* **WRITTEN EXERCISE**:
Give the number of lines in the records below that include "倍额定值". Reply with that number alone.
____ DATASET
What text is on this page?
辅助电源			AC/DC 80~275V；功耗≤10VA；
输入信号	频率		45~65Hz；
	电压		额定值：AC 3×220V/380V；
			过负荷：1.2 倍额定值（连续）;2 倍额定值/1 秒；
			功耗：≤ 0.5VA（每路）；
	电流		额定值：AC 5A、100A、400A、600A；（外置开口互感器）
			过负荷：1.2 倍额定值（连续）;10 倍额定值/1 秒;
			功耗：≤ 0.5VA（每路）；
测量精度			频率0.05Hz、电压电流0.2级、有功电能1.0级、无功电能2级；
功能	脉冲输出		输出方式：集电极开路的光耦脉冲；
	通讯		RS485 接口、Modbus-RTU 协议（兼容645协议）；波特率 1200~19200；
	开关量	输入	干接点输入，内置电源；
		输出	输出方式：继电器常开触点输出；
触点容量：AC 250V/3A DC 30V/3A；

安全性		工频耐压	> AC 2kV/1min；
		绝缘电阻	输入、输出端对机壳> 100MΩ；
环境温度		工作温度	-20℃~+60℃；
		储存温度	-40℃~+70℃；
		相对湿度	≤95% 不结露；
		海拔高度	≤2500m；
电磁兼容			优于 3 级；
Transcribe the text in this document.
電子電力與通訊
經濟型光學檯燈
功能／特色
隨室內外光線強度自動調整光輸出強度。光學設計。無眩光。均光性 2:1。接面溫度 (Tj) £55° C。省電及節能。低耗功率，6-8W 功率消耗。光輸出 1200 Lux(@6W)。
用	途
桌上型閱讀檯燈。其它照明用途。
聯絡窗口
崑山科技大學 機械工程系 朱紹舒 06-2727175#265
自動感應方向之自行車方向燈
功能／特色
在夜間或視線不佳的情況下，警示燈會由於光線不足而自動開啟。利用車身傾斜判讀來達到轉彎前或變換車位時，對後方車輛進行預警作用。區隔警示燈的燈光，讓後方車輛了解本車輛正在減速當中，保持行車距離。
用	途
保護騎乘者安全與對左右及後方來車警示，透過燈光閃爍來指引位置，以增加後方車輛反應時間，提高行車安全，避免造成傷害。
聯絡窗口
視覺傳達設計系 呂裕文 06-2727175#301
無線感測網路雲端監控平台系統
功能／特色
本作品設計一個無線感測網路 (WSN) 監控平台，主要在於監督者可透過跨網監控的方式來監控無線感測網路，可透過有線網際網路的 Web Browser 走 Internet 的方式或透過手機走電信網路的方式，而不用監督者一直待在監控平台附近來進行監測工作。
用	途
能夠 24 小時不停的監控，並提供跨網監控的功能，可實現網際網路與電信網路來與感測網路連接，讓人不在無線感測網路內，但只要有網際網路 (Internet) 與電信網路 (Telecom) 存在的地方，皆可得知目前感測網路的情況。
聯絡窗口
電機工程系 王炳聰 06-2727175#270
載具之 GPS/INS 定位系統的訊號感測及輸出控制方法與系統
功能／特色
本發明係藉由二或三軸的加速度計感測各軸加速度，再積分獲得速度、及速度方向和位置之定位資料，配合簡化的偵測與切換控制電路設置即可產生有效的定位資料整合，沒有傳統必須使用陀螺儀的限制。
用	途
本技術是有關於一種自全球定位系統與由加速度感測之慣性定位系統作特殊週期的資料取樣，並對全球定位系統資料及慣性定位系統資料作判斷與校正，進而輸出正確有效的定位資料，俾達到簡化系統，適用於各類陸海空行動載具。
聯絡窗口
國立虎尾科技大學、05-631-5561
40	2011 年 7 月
________
____ DATASET
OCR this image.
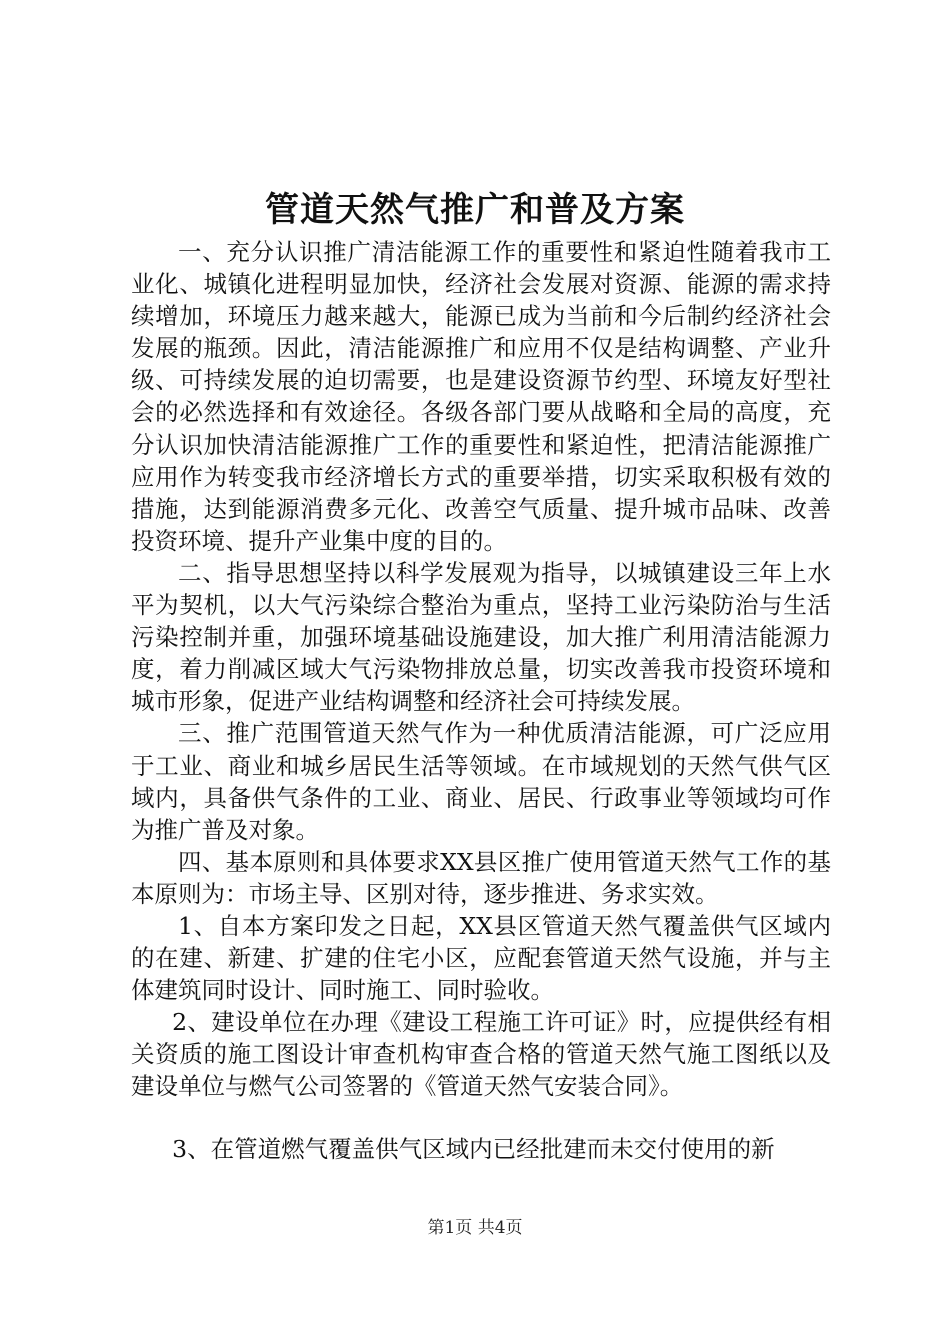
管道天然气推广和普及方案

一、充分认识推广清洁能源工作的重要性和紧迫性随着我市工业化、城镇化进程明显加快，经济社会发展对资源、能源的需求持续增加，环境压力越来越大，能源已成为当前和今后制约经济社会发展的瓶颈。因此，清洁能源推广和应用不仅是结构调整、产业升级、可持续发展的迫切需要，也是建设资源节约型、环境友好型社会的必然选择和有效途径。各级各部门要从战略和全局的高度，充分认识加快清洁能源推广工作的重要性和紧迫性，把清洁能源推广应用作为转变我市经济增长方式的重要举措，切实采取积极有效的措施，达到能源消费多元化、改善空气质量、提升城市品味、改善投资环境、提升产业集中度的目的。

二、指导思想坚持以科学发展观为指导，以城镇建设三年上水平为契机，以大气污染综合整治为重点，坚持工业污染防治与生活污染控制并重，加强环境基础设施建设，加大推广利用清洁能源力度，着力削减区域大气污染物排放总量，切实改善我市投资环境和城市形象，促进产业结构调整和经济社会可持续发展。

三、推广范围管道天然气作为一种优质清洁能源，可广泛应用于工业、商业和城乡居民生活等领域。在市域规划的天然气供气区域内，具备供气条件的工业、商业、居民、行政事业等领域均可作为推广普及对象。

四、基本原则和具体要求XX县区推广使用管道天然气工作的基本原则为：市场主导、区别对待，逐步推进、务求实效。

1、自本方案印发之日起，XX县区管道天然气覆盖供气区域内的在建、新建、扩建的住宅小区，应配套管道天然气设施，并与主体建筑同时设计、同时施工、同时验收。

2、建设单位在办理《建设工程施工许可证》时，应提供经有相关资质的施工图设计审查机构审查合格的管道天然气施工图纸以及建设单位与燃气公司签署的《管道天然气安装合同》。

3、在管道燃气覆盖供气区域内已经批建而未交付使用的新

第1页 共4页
________
* **TASK RESPONSE**:
2